[Instructions to follow]
Using the records below, locate all lines containing "color" and return them.

(Chart and figure data)
** BEGIN **

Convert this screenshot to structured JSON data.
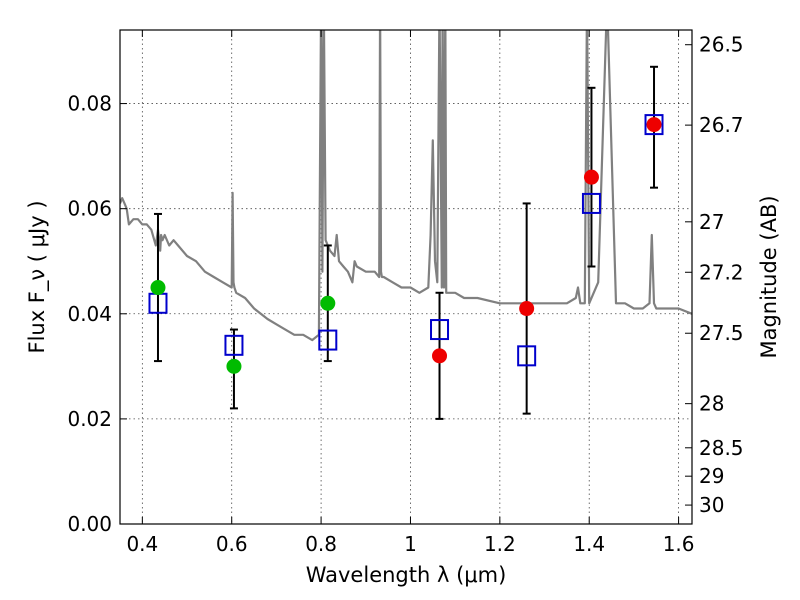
{
  "chart_data": {
    "type": "scatter",
    "xlabel": "Wavelength  λ (μm)",
    "ylabel": "Flux  F_ν  ( μJy )",
    "ylabel_right": "Magnitude (AB)",
    "xlim": [
      0.35,
      1.63
    ],
    "ylim": [
      0.0,
      0.094
    ],
    "grid": true,
    "x_ticks": [
      0.4,
      0.6,
      0.8,
      1.0,
      1.2,
      1.4,
      1.6
    ],
    "x_tick_labels": [
      "0.4",
      "0.6",
      "0.8",
      "1",
      "1.2",
      "1.4",
      "1.6"
    ],
    "y_ticks": [
      0.0,
      0.02,
      0.04,
      0.06,
      0.08
    ],
    "y_tick_labels": [
      "0.00",
      "0.02",
      "0.04",
      "0.06",
      "0.08"
    ],
    "right_ticks": [
      {
        "label": "26.5",
        "flux": 0.0912
      },
      {
        "label": "26.7",
        "flux": 0.0759
      },
      {
        "label": "27",
        "flux": 0.0575
      },
      {
        "label": "27.2",
        "flux": 0.0479
      },
      {
        "label": "27.5",
        "flux": 0.0363
      },
      {
        "label": "28",
        "flux": 0.0229
      },
      {
        "label": "28.5",
        "flux": 0.0145
      },
      {
        "label": "29",
        "flux": 0.0091
      },
      {
        "label": "30",
        "flux": 0.0036
      }
    ],
    "series": [
      {
        "marker": "line",
        "color": "#808080",
        "x": [
          0.35,
          0.355,
          0.36,
          0.365,
          0.37,
          0.38,
          0.39,
          0.4,
          0.41,
          0.42,
          0.43,
          0.435,
          0.44,
          0.442,
          0.445,
          0.45,
          0.46,
          0.47,
          0.48,
          0.5,
          0.52,
          0.54,
          0.56,
          0.58,
          0.6,
          0.602,
          0.604,
          0.606,
          0.61,
          0.63,
          0.65,
          0.68,
          0.7,
          0.72,
          0.74,
          0.76,
          0.78,
          0.795,
          0.8,
          0.803,
          0.806,
          0.81,
          0.82,
          0.83,
          0.835,
          0.84,
          0.85,
          0.86,
          0.87,
          0.875,
          0.88,
          0.9,
          0.92,
          0.93,
          0.932,
          0.934,
          0.936,
          0.94,
          0.96,
          0.98,
          1.0,
          1.02,
          1.04,
          1.045,
          1.05,
          1.055,
          1.06,
          1.065,
          1.07,
          1.072,
          1.075,
          1.078,
          1.08,
          1.1,
          1.12,
          1.15,
          1.2,
          1.25,
          1.3,
          1.35,
          1.37,
          1.375,
          1.38,
          1.39,
          1.395,
          1.4,
          1.42,
          1.44,
          1.46,
          1.48,
          1.5,
          1.52,
          1.535,
          1.54,
          1.545,
          1.55,
          1.56,
          1.58,
          1.6,
          1.63
        ],
        "y": [
          0.061,
          0.062,
          0.061,
          0.06,
          0.057,
          0.058,
          0.058,
          0.057,
          0.057,
          0.056,
          0.053,
          0.056,
          0.052,
          0.055,
          0.054,
          0.055,
          0.053,
          0.054,
          0.053,
          0.051,
          0.05,
          0.048,
          0.047,
          0.046,
          0.045,
          0.063,
          0.046,
          0.045,
          0.044,
          0.043,
          0.041,
          0.039,
          0.038,
          0.037,
          0.036,
          0.036,
          0.035,
          0.036,
          0.1,
          0.048,
          0.1,
          0.054,
          0.052,
          0.051,
          0.055,
          0.05,
          0.049,
          0.048,
          0.046,
          0.05,
          0.049,
          0.048,
          0.048,
          0.047,
          0.1,
          0.048,
          0.047,
          0.047,
          0.046,
          0.045,
          0.045,
          0.044,
          0.045,
          0.055,
          0.073,
          0.05,
          0.046,
          0.1,
          0.045,
          0.1,
          0.045,
          0.1,
          0.044,
          0.044,
          0.043,
          0.043,
          0.042,
          0.042,
          0.042,
          0.042,
          0.043,
          0.045,
          0.042,
          0.042,
          0.1,
          0.042,
          0.046,
          0.1,
          0.042,
          0.042,
          0.041,
          0.041,
          0.042,
          0.055,
          0.042,
          0.041,
          0.041,
          0.041,
          0.041,
          0.04
        ]
      },
      {
        "marker": "errorbar",
        "color": "#000000",
        "x": [
          0.435,
          0.605,
          0.815,
          1.065,
          1.26,
          1.405,
          1.545
        ],
        "ylow": [
          0.031,
          0.022,
          0.031,
          0.02,
          0.021,
          0.049,
          0.064
        ],
        "yhigh": [
          0.059,
          0.037,
          0.053,
          0.044,
          0.061,
          0.083,
          0.087
        ]
      },
      {
        "marker": "square",
        "color": "#0000cc",
        "x": [
          0.435,
          0.605,
          0.815,
          1.065,
          1.26,
          1.405,
          1.545
        ],
        "y": [
          0.042,
          0.034,
          0.035,
          0.037,
          0.032,
          0.061,
          0.076
        ]
      },
      {
        "marker": "circle",
        "color": "#00bb00",
        "x": [
          0.435,
          0.605,
          0.815
        ],
        "y": [
          0.045,
          0.03,
          0.042
        ]
      },
      {
        "marker": "circle",
        "color": "#ee0000",
        "x": [
          1.065,
          1.26,
          1.405,
          1.545
        ],
        "y": [
          0.032,
          0.041,
          0.066,
          0.076
        ]
      }
    ]
  }
}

** END **

[Result of this task]
        "color": "#808080",
        "color": "#000000",
        "color": "#0000cc",
        "color": "#00bb00",
        "color": "#ee0000",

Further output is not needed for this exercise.